DO THIS >> All of the material below is to be restated word for word, apart from the pictures.

WORKING DATA >>
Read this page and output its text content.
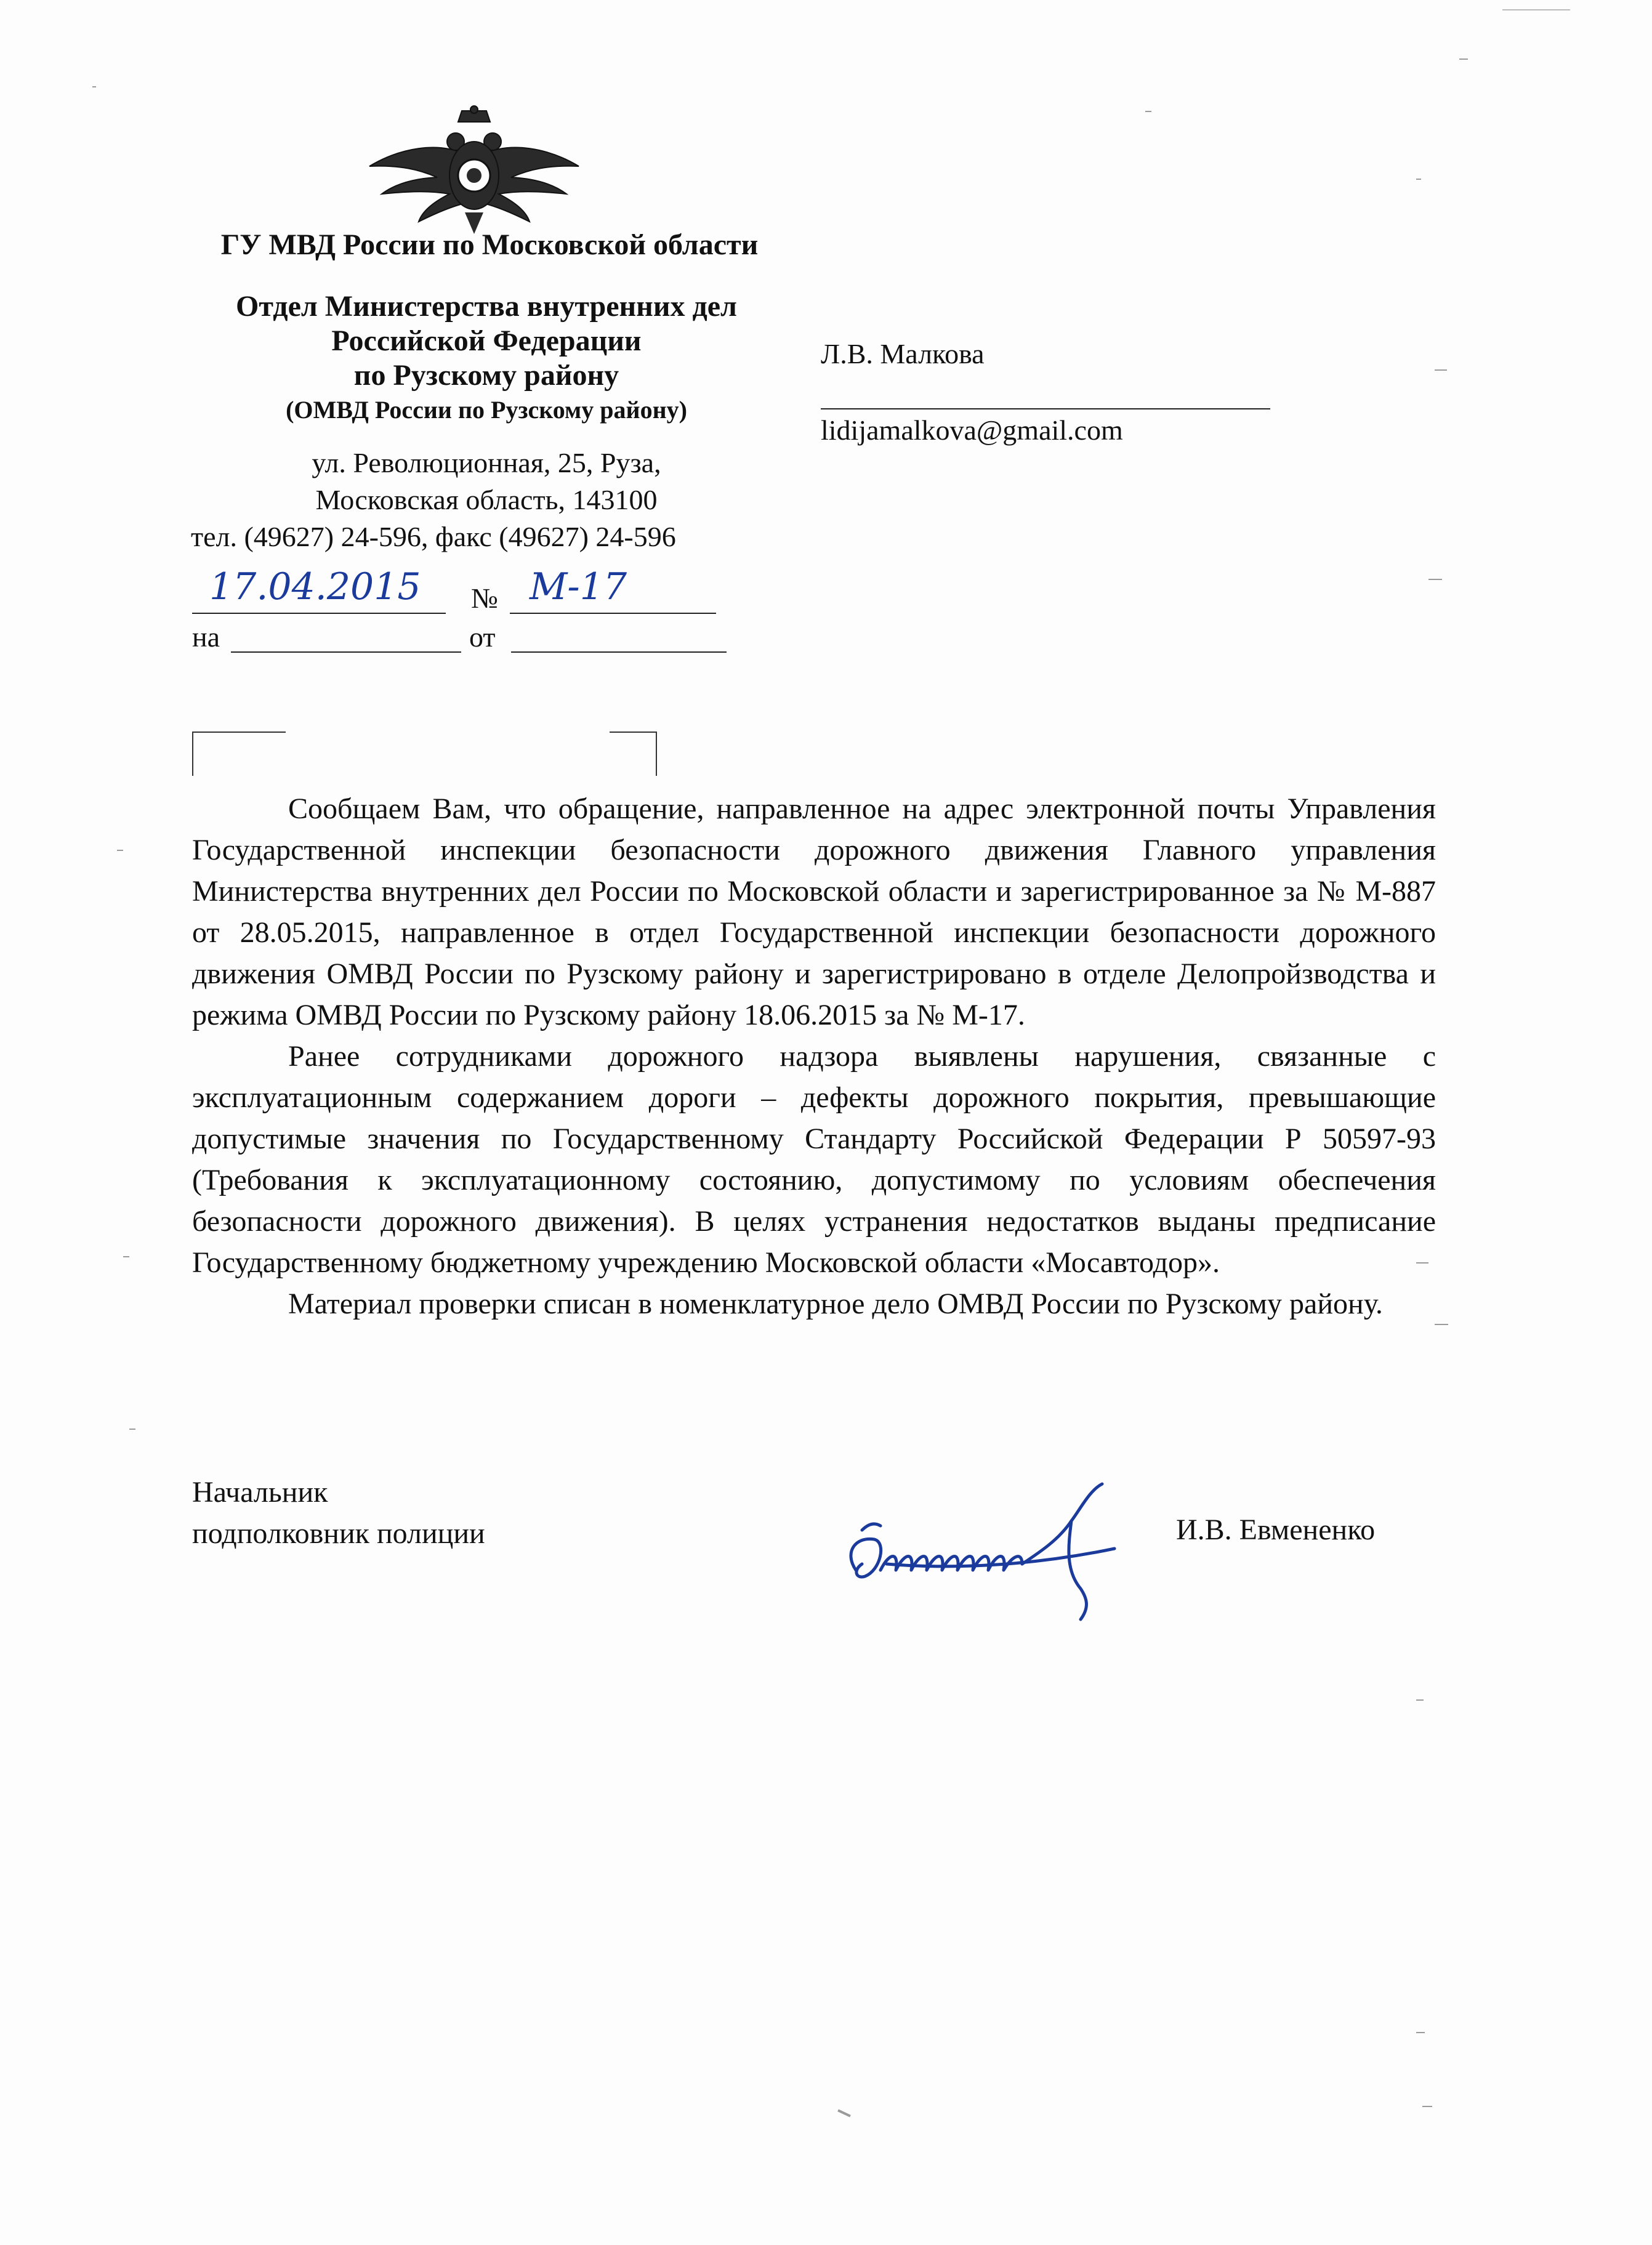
ГУ МВД России по Московской области
Отдел Министерства внутренних дел
Российской Федерации
по Рузскому району
(ОМВД России по Рузскому району)
ул. Революционная, 25, Руза,
Московская область, 143100
тел. (49627) 24-596, факс (49627) 24-596
17.04.2015 № М-17
на	от
Л.В. Малкова
lidijamalkova@gmail.com

Сообщаем Вам, что обращение, направленное на адрес электронной почты Управления Государственной инспекции безопасности дорожного движения Главного управления Министерства внутренних дел России по Московской области и зарегистрированное за № М-887 от 28.05.2015, направленное в отдел Государственной инспекции безопасности дорожного движения ОМВД России по Рузскому району и зарегистрировано в отделе Делопройзводства и режима ОМВД России по Рузскому району 18.06.2015 за № М-17.

Ранее сотрудниками дорожного надзора выявлены нарушения, связанные с эксплуатационным содержанием дороги – дефекты дорожного покрытия, превышающие допустимые значения по Государственному Стандарту Российской Федерации Р 50597-93 (Требования к эксплуатационному состоянию, допустимому по условиям обеспечения безопасности дорожного движения). В целях устранения недостатков выданы предписание Государственному бюджетному учреждению Московской области «Мосавтодор».

Материал проверки списан в номенклатурное дело ОМВД России по Рузскому району.

Начальник
подполковник полиции	И.В. Евмененко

FULL RESPONSE >>
Read this page and output its text content.
ГУ МВД России по Московской области
Отдел Министерства внутренних дел
Российской Федерации
по Рузскому району
(ОМВД России по Рузскому району)
ул. Революционная, 25, Руза,
Московская область, 143100
тел. (49627) 24-596, факс (49627) 24-596
17.04.2015 № М-17
на	от
Л.В. Малкова
lidijamalkova@gmail.com

Сообщаем Вам, что обращение, направленное на адрес электронной почты Управления Государственной инспекции безопасности дорожного движения Главного управления Министерства внутренних дел России по Московской области и зарегистрированное за № М-887 от 28.05.2015, направленное в отдел Государственной инспекции безопасности дорожного движения ОМВД России по Рузскому району и зарегистрировано в отделе Делопройзводства и режима ОМВД России по Рузскому району 18.06.2015 за № М-17.

Ранее сотрудниками дорожного надзора выявлены нарушения, связанные с эксплуатационным содержанием дороги – дефекты дорожного покрытия, превышающие допустимые значения по Государственному Стандарту Российской Федерации Р 50597-93 (Требования к эксплуатационному состоянию, допустимому по условиям обеспечения безопасности дорожного движения). В целях устранения недостатков выданы предписание Государственному бюджетному учреждению Московской области «Мосавтодор».

Материал проверки списан в номенклатурное дело ОМВД России по Рузскому району.

Начальник
подполковник полиции	И.В. Евмененко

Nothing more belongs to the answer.